Records excerpted from a collection
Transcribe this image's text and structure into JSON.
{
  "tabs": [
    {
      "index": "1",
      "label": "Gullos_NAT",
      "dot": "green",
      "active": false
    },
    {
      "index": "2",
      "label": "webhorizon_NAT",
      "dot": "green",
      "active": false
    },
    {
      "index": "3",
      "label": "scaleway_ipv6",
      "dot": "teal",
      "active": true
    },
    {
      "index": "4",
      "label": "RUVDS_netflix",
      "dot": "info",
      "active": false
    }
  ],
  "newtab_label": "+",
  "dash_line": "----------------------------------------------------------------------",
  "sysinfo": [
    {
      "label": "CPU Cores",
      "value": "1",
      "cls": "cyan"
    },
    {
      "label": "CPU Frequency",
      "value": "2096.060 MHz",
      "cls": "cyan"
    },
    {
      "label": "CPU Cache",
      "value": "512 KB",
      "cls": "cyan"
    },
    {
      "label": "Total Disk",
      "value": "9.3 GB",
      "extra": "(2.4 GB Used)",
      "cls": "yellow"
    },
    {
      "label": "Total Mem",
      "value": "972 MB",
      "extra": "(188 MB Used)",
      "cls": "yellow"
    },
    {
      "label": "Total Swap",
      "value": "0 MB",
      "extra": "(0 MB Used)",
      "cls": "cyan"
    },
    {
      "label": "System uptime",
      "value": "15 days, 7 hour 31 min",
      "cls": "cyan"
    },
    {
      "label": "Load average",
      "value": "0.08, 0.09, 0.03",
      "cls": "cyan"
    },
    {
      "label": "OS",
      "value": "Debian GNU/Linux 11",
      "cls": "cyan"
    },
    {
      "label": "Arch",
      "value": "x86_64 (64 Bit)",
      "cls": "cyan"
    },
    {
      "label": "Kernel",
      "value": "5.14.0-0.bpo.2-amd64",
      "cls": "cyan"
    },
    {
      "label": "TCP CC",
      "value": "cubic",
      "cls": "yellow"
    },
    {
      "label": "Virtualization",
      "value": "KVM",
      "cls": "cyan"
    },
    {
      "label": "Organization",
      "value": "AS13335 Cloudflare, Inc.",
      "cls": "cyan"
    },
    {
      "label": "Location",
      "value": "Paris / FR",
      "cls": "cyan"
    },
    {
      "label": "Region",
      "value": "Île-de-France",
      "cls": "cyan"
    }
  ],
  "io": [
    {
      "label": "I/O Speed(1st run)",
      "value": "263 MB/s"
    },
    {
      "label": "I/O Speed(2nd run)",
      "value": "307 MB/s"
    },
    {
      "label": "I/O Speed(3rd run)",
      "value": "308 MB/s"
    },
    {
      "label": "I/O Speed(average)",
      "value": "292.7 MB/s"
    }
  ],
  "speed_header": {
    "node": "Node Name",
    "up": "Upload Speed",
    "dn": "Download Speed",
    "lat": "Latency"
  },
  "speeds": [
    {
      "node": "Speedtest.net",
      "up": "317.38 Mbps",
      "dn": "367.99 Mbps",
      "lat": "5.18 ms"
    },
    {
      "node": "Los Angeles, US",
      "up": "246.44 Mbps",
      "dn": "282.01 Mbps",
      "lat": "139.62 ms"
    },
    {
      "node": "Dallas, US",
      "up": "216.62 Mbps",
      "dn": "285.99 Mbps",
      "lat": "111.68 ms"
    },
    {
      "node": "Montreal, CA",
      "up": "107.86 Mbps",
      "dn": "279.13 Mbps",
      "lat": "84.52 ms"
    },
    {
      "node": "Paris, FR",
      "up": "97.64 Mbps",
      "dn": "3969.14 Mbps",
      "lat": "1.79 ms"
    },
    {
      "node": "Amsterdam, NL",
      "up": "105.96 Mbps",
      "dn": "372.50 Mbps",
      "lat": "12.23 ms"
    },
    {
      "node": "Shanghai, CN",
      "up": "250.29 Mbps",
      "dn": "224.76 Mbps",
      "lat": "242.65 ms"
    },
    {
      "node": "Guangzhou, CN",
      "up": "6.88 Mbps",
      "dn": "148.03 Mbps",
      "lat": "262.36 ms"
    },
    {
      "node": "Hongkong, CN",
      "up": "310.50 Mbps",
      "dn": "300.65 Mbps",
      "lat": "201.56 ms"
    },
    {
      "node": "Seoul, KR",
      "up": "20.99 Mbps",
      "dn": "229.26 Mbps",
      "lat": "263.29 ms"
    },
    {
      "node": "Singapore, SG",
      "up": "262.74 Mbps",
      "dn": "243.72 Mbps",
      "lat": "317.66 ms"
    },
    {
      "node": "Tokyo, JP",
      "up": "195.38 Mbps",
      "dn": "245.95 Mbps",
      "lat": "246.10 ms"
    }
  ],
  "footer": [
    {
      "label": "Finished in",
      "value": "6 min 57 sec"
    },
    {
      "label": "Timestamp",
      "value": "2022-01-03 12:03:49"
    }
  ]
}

REQUIRED TASK
Copy each line that holds the word "Total".

THE ANSWER
      "label": "Total Disk",
      "label": "Total Mem",
      "label": "Total Swap",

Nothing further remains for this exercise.